Written task:
Please write the listing below out again exactly, leaving every picture behind.

BEGIN Dataset content

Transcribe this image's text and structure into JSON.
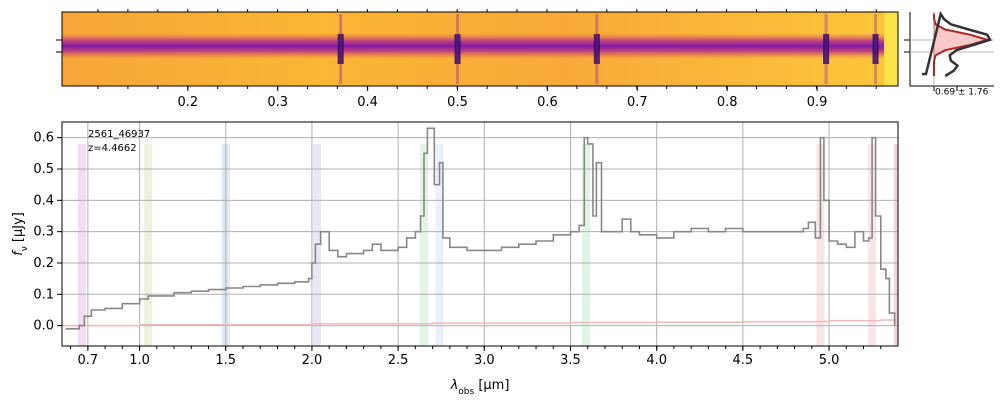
{
  "chart_data": [
    {
      "type": "heatmap",
      "panel": "2d-spectrum",
      "colormap": "plasma",
      "wavelength_axis_ticks": [
        "0.2",
        "0.3",
        "0.4",
        "0.5",
        "0.6",
        "0.7",
        "0.8",
        "0.9"
      ],
      "wavelength_axis_tick_values": [
        0.2,
        0.3,
        0.4,
        0.5,
        0.6,
        0.7,
        0.8,
        0.9
      ],
      "wavelength_axis_range": [
        0.06,
        0.99
      ],
      "emission_line_columns": [
        0.37,
        0.5,
        0.655,
        0.91,
        0.965
      ]
    },
    {
      "type": "line",
      "panel": "profile",
      "annotation": "0.69 ± 1.76",
      "colors": {
        "profile": "#333333",
        "fit": "#a82626",
        "fit_fill": "#f7c9c9"
      },
      "profile_values": [
        0.12,
        0.18,
        0.3,
        0.62,
        0.95,
        1.0,
        0.7,
        0.4,
        0.28,
        0.3,
        0.42,
        0.35,
        0.2
      ]
    },
    {
      "type": "line",
      "panel": "1d-spectrum",
      "title": "2561_46937",
      "subtitle": "z=4.4662",
      "xlabel": "λobs [μm]",
      "xlabel_main": "λ",
      "xlabel_sub": "obs",
      "xlabel_unit": " [μm]",
      "ylabel": "fν [μJy]",
      "ylabel_main": "f",
      "ylabel_sub": "ν",
      "ylabel_unit": " [μJy]",
      "xlim": [
        0.55,
        5.4
      ],
      "ylim": [
        -0.065,
        0.65
      ],
      "grid": true,
      "x_tick_labels": [
        "0.7",
        "1.0",
        "1.5",
        "2.0",
        "2.5",
        "3.0",
        "3.5",
        "4.0",
        "4.5",
        "5.0"
      ],
      "x_tick_values": [
        0.7,
        1.0,
        1.5,
        2.0,
        2.5,
        3.0,
        3.5,
        4.0,
        4.5,
        5.0
      ],
      "y_tick_labels": [
        "0.0",
        "0.1",
        "0.2",
        "0.3",
        "0.4",
        "0.5",
        "0.6"
      ],
      "y_tick_values": [
        0.0,
        0.1,
        0.2,
        0.3,
        0.4,
        0.5,
        0.6
      ],
      "colors": {
        "flux": "#888888",
        "error": "#f4b8b8"
      },
      "line_bands": [
        {
          "center": 0.665,
          "color": "#e7c6e1"
        },
        {
          "center": 1.05,
          "color": "#dfe8c4"
        },
        {
          "center": 1.5,
          "color": "#cdd9ea"
        },
        {
          "center": 2.03,
          "color": "#dcd6ee"
        },
        {
          "center": 2.65,
          "color": "#cfeed2"
        },
        {
          "center": 2.74,
          "color": "#dce8f3"
        },
        {
          "center": 3.59,
          "color": "#cfeed2"
        },
        {
          "center": 4.95,
          "color": "#f1d3d7"
        },
        {
          "center": 5.25,
          "color": "#f1d3d7"
        },
        {
          "center": 5.4,
          "color": "#f3b5bd"
        }
      ],
      "series": [
        {
          "name": "flux",
          "points": [
            [
              0.57,
              -0.01
            ],
            [
              0.62,
              -0.01
            ],
            [
              0.65,
              0.0
            ],
            [
              0.68,
              0.03
            ],
            [
              0.72,
              0.05
            ],
            [
              0.8,
              0.055
            ],
            [
              0.9,
              0.07
            ],
            [
              1.0,
              0.085
            ],
            [
              1.05,
              0.095
            ],
            [
              1.1,
              0.095
            ],
            [
              1.2,
              0.105
            ],
            [
              1.3,
              0.11
            ],
            [
              1.4,
              0.115
            ],
            [
              1.5,
              0.12
            ],
            [
              1.6,
              0.125
            ],
            [
              1.7,
              0.13
            ],
            [
              1.8,
              0.135
            ],
            [
              1.9,
              0.14
            ],
            [
              1.98,
              0.15
            ],
            [
              2.0,
              0.2
            ],
            [
              2.02,
              0.26
            ],
            [
              2.05,
              0.3
            ],
            [
              2.1,
              0.24
            ],
            [
              2.15,
              0.22
            ],
            [
              2.2,
              0.23
            ],
            [
              2.3,
              0.24
            ],
            [
              2.35,
              0.26
            ],
            [
              2.4,
              0.24
            ],
            [
              2.5,
              0.25
            ],
            [
              2.55,
              0.28
            ],
            [
              2.6,
              0.3
            ],
            [
              2.63,
              0.35
            ],
            [
              2.65,
              0.55
            ],
            [
              2.67,
              0.63
            ],
            [
              2.69,
              0.63
            ],
            [
              2.71,
              0.45
            ],
            [
              2.74,
              0.52
            ],
            [
              2.76,
              0.28
            ],
            [
              2.8,
              0.25
            ],
            [
              2.9,
              0.24
            ],
            [
              3.0,
              0.24
            ],
            [
              3.1,
              0.25
            ],
            [
              3.2,
              0.26
            ],
            [
              3.3,
              0.27
            ],
            [
              3.4,
              0.29
            ],
            [
              3.5,
              0.3
            ],
            [
              3.55,
              0.32
            ],
            [
              3.58,
              0.6
            ],
            [
              3.6,
              0.58
            ],
            [
              3.63,
              0.35
            ],
            [
              3.65,
              0.52
            ],
            [
              3.68,
              0.3
            ],
            [
              3.75,
              0.3
            ],
            [
              3.8,
              0.34
            ],
            [
              3.85,
              0.3
            ],
            [
              3.9,
              0.29
            ],
            [
              4.0,
              0.28
            ],
            [
              4.1,
              0.3
            ],
            [
              4.2,
              0.31
            ],
            [
              4.3,
              0.3
            ],
            [
              4.4,
              0.31
            ],
            [
              4.5,
              0.3
            ],
            [
              4.6,
              0.3
            ],
            [
              4.7,
              0.3
            ],
            [
              4.8,
              0.3
            ],
            [
              4.85,
              0.31
            ],
            [
              4.88,
              0.33
            ],
            [
              4.92,
              0.28
            ],
            [
              4.95,
              0.6
            ],
            [
              4.97,
              0.4
            ],
            [
              5.0,
              0.27
            ],
            [
              5.05,
              0.26
            ],
            [
              5.1,
              0.25
            ],
            [
              5.15,
              0.3
            ],
            [
              5.2,
              0.27
            ],
            [
              5.23,
              0.28
            ],
            [
              5.25,
              0.6
            ],
            [
              5.27,
              0.35
            ],
            [
              5.3,
              0.18
            ],
            [
              5.33,
              0.15
            ],
            [
              5.35,
              0.04
            ],
            [
              5.38,
              0.0
            ]
          ]
        },
        {
          "name": "error",
          "points": [
            [
              0.57,
              0.0
            ],
            [
              1.0,
              0.003
            ],
            [
              2.0,
              0.006
            ],
            [
              2.7,
              0.008
            ],
            [
              3.5,
              0.01
            ],
            [
              4.0,
              0.011
            ],
            [
              4.5,
              0.013
            ],
            [
              5.0,
              0.016
            ],
            [
              5.3,
              0.018
            ],
            [
              5.38,
              0.02
            ]
          ]
        }
      ]
    }
  ]
}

END Dataset content

Output of the task:
Transcribe this image's text and structure into JSON.
{
  "chart_data": [
    {
      "type": "heatmap",
      "panel": "2d-spectrum",
      "colormap": "plasma",
      "wavelength_axis_ticks": [
        "0.2",
        "0.3",
        "0.4",
        "0.5",
        "0.6",
        "0.7",
        "0.8",
        "0.9"
      ],
      "wavelength_axis_tick_values": [
        0.2,
        0.3,
        0.4,
        0.5,
        0.6,
        0.7,
        0.8,
        0.9
      ],
      "wavelength_axis_range": [
        0.06,
        0.99
      ],
      "emission_line_columns": [
        0.37,
        0.5,
        0.655,
        0.91,
        0.965
      ]
    },
    {
      "type": "line",
      "panel": "profile",
      "annotation": "0.69 ± 1.76",
      "colors": {
        "profile": "#333333",
        "fit": "#a82626",
        "fit_fill": "#f7c9c9"
      },
      "profile_values": [
        0.12,
        0.18,
        0.3,
        0.62,
        0.95,
        1.0,
        0.7,
        0.4,
        0.28,
        0.3,
        0.42,
        0.35,
        0.2
      ]
    },
    {
      "type": "line",
      "panel": "1d-spectrum",
      "title": "2561_46937",
      "subtitle": "z=4.4662",
      "xlabel": "λobs [μm]",
      "xlabel_main": "λ",
      "xlabel_sub": "obs",
      "xlabel_unit": " [μm]",
      "ylabel": "fν [μJy]",
      "ylabel_main": "f",
      "ylabel_sub": "ν",
      "ylabel_unit": " [μJy]",
      "xlim": [
        0.55,
        5.4
      ],
      "ylim": [
        -0.065,
        0.65
      ],
      "grid": true,
      "x_tick_labels": [
        "0.7",
        "1.0",
        "1.5",
        "2.0",
        "2.5",
        "3.0",
        "3.5",
        "4.0",
        "4.5",
        "5.0"
      ],
      "x_tick_values": [
        0.7,
        1.0,
        1.5,
        2.0,
        2.5,
        3.0,
        3.5,
        4.0,
        4.5,
        5.0
      ],
      "y_tick_labels": [
        "0.0",
        "0.1",
        "0.2",
        "0.3",
        "0.4",
        "0.5",
        "0.6"
      ],
      "y_tick_values": [
        0.0,
        0.1,
        0.2,
        0.3,
        0.4,
        0.5,
        0.6
      ],
      "colors": {
        "flux": "#888888",
        "error": "#f4b8b8"
      },
      "line_bands": [
        {
          "center": 0.665,
          "color": "#e7c6e1"
        },
        {
          "center": 1.05,
          "color": "#dfe8c4"
        },
        {
          "center": 1.5,
          "color": "#cdd9ea"
        },
        {
          "center": 2.03,
          "color": "#dcd6ee"
        },
        {
          "center": 2.65,
          "color": "#cfeed2"
        },
        {
          "center": 2.74,
          "color": "#dce8f3"
        },
        {
          "center": 3.59,
          "color": "#cfeed2"
        },
        {
          "center": 4.95,
          "color": "#f1d3d7"
        },
        {
          "center": 5.25,
          "color": "#f1d3d7"
        },
        {
          "center": 5.4,
          "color": "#f3b5bd"
        }
      ],
      "series": [
        {
          "name": "flux",
          "points": [
            [
              0.57,
              -0.01
            ],
            [
              0.62,
              -0.01
            ],
            [
              0.65,
              0.0
            ],
            [
              0.68,
              0.03
            ],
            [
              0.72,
              0.05
            ],
            [
              0.8,
              0.055
            ],
            [
              0.9,
              0.07
            ],
            [
              1.0,
              0.085
            ],
            [
              1.05,
              0.095
            ],
            [
              1.1,
              0.095
            ],
            [
              1.2,
              0.105
            ],
            [
              1.3,
              0.11
            ],
            [
              1.4,
              0.115
            ],
            [
              1.5,
              0.12
            ],
            [
              1.6,
              0.125
            ],
            [
              1.7,
              0.13
            ],
            [
              1.8,
              0.135
            ],
            [
              1.9,
              0.14
            ],
            [
              1.98,
              0.15
            ],
            [
              2.0,
              0.2
            ],
            [
              2.02,
              0.26
            ],
            [
              2.05,
              0.3
            ],
            [
              2.1,
              0.24
            ],
            [
              2.15,
              0.22
            ],
            [
              2.2,
              0.23
            ],
            [
              2.3,
              0.24
            ],
            [
              2.35,
              0.26
            ],
            [
              2.4,
              0.24
            ],
            [
              2.5,
              0.25
            ],
            [
              2.55,
              0.28
            ],
            [
              2.6,
              0.3
            ],
            [
              2.63,
              0.35
            ],
            [
              2.65,
              0.55
            ],
            [
              2.67,
              0.63
            ],
            [
              2.69,
              0.63
            ],
            [
              2.71,
              0.45
            ],
            [
              2.74,
              0.52
            ],
            [
              2.76,
              0.28
            ],
            [
              2.8,
              0.25
            ],
            [
              2.9,
              0.24
            ],
            [
              3.0,
              0.24
            ],
            [
              3.1,
              0.25
            ],
            [
              3.2,
              0.26
            ],
            [
              3.3,
              0.27
            ],
            [
              3.4,
              0.29
            ],
            [
              3.5,
              0.3
            ],
            [
              3.55,
              0.32
            ],
            [
              3.58,
              0.6
            ],
            [
              3.6,
              0.58
            ],
            [
              3.63,
              0.35
            ],
            [
              3.65,
              0.52
            ],
            [
              3.68,
              0.3
            ],
            [
              3.75,
              0.3
            ],
            [
              3.8,
              0.34
            ],
            [
              3.85,
              0.3
            ],
            [
              3.9,
              0.29
            ],
            [
              4.0,
              0.28
            ],
            [
              4.1,
              0.3
            ],
            [
              4.2,
              0.31
            ],
            [
              4.3,
              0.3
            ],
            [
              4.4,
              0.31
            ],
            [
              4.5,
              0.3
            ],
            [
              4.6,
              0.3
            ],
            [
              4.7,
              0.3
            ],
            [
              4.8,
              0.3
            ],
            [
              4.85,
              0.31
            ],
            [
              4.88,
              0.33
            ],
            [
              4.92,
              0.28
            ],
            [
              4.95,
              0.6
            ],
            [
              4.97,
              0.4
            ],
            [
              5.0,
              0.27
            ],
            [
              5.05,
              0.26
            ],
            [
              5.1,
              0.25
            ],
            [
              5.15,
              0.3
            ],
            [
              5.2,
              0.27
            ],
            [
              5.23,
              0.28
            ],
            [
              5.25,
              0.6
            ],
            [
              5.27,
              0.35
            ],
            [
              5.3,
              0.18
            ],
            [
              5.33,
              0.15
            ],
            [
              5.35,
              0.04
            ],
            [
              5.38,
              0.0
            ]
          ]
        },
        {
          "name": "error",
          "points": [
            [
              0.57,
              0.0
            ],
            [
              1.0,
              0.003
            ],
            [
              2.0,
              0.006
            ],
            [
              2.7,
              0.008
            ],
            [
              3.5,
              0.01
            ],
            [
              4.0,
              0.011
            ],
            [
              4.5,
              0.013
            ],
            [
              5.0,
              0.016
            ],
            [
              5.3,
              0.018
            ],
            [
              5.38,
              0.02
            ]
          ]
        }
      ]
    }
  ]
}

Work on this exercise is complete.